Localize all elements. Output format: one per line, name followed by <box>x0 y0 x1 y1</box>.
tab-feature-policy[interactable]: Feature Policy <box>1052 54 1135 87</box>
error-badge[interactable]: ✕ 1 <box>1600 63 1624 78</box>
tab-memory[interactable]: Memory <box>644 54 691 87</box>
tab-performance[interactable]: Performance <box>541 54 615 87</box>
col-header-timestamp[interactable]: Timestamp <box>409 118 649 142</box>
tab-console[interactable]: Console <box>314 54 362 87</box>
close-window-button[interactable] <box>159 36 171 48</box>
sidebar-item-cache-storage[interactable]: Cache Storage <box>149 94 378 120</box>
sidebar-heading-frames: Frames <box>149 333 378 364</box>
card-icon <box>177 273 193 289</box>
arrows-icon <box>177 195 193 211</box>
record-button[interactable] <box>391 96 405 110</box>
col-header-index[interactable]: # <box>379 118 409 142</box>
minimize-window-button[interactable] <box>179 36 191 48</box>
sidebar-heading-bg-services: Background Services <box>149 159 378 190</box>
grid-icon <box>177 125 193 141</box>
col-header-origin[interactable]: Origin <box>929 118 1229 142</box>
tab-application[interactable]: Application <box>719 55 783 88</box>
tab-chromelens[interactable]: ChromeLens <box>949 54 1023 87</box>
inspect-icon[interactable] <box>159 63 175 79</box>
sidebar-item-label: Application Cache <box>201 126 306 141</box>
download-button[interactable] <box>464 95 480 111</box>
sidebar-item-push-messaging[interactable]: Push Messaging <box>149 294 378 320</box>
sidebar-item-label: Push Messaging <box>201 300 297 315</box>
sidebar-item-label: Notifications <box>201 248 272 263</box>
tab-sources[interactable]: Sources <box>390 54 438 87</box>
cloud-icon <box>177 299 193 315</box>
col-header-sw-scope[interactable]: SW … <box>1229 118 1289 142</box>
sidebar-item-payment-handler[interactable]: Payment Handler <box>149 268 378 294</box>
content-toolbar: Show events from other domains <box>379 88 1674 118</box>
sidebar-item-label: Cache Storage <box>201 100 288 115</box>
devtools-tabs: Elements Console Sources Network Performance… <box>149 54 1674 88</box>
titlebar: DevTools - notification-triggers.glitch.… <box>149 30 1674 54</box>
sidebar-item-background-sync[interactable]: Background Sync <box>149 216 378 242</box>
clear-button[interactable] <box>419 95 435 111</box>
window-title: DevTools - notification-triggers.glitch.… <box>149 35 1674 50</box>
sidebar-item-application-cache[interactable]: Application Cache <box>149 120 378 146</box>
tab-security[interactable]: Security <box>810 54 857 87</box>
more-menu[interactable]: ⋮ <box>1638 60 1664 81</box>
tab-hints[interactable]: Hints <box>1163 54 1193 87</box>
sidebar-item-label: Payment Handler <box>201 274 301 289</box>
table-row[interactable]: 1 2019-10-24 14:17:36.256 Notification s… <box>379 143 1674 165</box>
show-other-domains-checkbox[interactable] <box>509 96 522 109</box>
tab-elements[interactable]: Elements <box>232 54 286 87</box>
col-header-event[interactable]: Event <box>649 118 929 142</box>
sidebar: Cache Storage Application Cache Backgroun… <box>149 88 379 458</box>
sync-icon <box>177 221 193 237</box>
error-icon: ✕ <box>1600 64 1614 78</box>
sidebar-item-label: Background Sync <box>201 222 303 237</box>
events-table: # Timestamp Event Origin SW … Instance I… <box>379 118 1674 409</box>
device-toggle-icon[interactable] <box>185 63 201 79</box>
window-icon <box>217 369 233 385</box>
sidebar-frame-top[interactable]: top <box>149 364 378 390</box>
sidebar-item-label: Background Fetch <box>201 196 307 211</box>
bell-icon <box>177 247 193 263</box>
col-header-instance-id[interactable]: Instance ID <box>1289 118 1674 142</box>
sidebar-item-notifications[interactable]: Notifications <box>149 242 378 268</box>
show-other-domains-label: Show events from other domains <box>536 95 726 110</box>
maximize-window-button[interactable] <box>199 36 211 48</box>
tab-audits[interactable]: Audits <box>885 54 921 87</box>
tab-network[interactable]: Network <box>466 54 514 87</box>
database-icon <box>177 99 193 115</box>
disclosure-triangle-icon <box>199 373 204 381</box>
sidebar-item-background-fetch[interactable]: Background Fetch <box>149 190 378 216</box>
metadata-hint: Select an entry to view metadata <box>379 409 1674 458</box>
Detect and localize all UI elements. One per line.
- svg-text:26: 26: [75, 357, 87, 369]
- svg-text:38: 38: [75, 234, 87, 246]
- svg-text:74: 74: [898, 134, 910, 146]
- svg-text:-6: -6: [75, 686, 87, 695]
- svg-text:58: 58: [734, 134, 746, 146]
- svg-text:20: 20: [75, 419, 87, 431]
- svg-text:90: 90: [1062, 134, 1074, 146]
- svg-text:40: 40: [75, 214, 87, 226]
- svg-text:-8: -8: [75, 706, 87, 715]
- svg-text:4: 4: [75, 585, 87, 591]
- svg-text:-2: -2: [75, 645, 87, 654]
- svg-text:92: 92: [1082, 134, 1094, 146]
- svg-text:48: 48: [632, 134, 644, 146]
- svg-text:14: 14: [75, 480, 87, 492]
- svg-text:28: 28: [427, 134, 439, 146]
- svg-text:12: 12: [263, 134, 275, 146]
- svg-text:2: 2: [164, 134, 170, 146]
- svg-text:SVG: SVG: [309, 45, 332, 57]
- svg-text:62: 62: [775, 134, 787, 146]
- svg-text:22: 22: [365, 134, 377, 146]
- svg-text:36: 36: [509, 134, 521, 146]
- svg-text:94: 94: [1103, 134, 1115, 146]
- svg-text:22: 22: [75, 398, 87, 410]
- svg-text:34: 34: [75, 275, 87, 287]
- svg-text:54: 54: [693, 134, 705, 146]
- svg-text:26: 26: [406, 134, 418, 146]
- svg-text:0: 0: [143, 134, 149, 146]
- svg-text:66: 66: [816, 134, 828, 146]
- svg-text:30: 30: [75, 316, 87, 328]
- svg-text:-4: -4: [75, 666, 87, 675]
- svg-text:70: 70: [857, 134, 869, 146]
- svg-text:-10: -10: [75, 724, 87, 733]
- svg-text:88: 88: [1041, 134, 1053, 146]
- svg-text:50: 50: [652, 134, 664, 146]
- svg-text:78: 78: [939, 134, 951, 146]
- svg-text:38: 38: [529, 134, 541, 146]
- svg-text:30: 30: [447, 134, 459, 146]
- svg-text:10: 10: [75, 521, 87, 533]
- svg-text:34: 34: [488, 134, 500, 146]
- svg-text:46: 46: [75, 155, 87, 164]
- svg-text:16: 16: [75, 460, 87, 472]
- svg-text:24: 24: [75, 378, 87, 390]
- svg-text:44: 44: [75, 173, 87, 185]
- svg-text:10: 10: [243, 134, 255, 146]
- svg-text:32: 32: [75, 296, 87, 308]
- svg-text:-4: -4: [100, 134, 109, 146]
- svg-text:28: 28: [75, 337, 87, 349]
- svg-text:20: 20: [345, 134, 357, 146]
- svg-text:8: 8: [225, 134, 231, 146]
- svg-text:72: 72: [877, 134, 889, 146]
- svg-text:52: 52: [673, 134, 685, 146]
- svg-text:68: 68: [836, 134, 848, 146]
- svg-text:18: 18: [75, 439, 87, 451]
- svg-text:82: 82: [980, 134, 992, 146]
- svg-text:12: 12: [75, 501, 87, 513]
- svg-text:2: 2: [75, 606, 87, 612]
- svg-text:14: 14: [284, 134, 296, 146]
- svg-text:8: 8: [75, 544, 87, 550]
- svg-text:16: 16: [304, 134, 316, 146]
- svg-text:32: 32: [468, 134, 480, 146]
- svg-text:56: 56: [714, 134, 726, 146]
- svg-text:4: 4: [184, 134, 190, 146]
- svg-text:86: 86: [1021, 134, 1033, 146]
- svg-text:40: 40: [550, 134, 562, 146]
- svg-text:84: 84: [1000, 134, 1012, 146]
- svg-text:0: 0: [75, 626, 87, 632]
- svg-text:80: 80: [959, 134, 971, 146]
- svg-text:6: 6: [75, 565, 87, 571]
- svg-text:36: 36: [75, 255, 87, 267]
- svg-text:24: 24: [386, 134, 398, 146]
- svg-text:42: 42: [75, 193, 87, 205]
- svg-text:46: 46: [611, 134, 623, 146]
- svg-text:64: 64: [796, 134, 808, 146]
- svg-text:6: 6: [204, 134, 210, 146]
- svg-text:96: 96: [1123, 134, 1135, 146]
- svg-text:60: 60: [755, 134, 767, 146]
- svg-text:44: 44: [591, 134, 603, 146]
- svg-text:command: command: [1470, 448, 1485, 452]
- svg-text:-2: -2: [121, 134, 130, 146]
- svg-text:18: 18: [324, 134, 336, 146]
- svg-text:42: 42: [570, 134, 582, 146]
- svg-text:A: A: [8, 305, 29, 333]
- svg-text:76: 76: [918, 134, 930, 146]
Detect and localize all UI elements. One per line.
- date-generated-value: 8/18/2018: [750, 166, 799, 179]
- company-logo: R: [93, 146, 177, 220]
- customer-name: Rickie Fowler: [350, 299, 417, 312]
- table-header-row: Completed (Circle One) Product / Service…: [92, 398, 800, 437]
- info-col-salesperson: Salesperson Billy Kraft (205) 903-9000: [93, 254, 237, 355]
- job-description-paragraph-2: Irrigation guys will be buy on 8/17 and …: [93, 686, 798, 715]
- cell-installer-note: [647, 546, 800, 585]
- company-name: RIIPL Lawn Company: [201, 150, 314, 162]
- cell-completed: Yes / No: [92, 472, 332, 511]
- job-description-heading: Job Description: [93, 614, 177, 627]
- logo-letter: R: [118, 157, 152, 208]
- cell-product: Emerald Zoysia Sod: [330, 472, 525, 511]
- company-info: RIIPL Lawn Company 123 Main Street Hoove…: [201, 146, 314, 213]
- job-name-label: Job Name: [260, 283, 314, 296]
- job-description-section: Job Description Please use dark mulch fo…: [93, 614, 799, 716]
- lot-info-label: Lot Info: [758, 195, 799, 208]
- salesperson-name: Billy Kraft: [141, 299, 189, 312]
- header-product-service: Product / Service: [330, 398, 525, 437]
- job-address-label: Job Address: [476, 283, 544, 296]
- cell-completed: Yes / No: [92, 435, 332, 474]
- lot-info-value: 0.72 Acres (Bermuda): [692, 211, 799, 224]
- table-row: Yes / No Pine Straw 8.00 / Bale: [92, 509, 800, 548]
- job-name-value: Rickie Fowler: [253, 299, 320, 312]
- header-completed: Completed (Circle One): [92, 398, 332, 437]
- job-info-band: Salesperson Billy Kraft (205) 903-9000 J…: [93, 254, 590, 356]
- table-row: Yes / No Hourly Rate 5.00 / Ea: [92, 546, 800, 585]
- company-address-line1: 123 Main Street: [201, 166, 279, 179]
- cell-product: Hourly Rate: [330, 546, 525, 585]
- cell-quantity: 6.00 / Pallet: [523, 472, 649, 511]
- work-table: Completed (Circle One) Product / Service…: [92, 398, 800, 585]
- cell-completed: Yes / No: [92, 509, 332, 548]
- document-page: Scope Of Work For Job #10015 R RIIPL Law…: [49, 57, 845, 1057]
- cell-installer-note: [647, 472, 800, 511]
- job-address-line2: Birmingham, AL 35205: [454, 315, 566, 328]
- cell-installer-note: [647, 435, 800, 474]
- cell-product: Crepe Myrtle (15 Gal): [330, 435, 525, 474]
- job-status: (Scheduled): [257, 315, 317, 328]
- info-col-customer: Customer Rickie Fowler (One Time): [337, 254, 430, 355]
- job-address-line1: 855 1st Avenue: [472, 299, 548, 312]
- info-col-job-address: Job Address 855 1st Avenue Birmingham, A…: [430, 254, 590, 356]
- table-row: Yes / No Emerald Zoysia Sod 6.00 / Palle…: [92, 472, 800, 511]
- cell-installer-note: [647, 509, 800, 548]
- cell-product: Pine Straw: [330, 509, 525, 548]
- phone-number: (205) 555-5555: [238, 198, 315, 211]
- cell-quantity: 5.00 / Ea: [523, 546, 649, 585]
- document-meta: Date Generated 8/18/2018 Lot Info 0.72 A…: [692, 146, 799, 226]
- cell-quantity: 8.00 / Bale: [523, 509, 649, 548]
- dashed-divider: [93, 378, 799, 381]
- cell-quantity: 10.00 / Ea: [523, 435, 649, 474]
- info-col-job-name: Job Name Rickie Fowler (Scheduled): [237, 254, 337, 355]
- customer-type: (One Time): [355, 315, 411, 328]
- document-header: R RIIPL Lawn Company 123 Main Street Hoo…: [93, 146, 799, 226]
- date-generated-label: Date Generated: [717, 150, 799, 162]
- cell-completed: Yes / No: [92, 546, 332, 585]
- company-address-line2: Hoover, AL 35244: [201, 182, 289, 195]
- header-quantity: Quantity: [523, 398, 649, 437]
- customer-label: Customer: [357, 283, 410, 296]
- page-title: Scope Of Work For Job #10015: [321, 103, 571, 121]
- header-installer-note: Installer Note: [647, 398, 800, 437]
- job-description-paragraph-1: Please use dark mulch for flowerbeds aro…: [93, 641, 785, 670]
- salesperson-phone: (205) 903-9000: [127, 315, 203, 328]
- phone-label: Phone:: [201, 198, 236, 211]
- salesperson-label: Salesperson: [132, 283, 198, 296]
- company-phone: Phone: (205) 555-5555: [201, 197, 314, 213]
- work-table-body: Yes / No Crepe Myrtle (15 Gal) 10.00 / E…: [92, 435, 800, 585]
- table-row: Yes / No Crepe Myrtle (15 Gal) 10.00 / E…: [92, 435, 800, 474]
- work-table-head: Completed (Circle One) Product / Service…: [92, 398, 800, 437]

-=-=-

■ THE TASK: Retype the records from their first line through the line containing "tab-memory[interactable]: Memory <box>644", with both ends included.

■ THE ANSWER:
Localize all elements. Output format: one per line, name followed by <box>x0 y0 x1 y1</box>.
tab-feature-policy[interactable]: Feature Policy <box>1052 54 1135 87</box>
error-badge[interactable]: ✕ 1 <box>1600 63 1624 78</box>
tab-memory[interactable]: Memory <box>644 54 691 87</box>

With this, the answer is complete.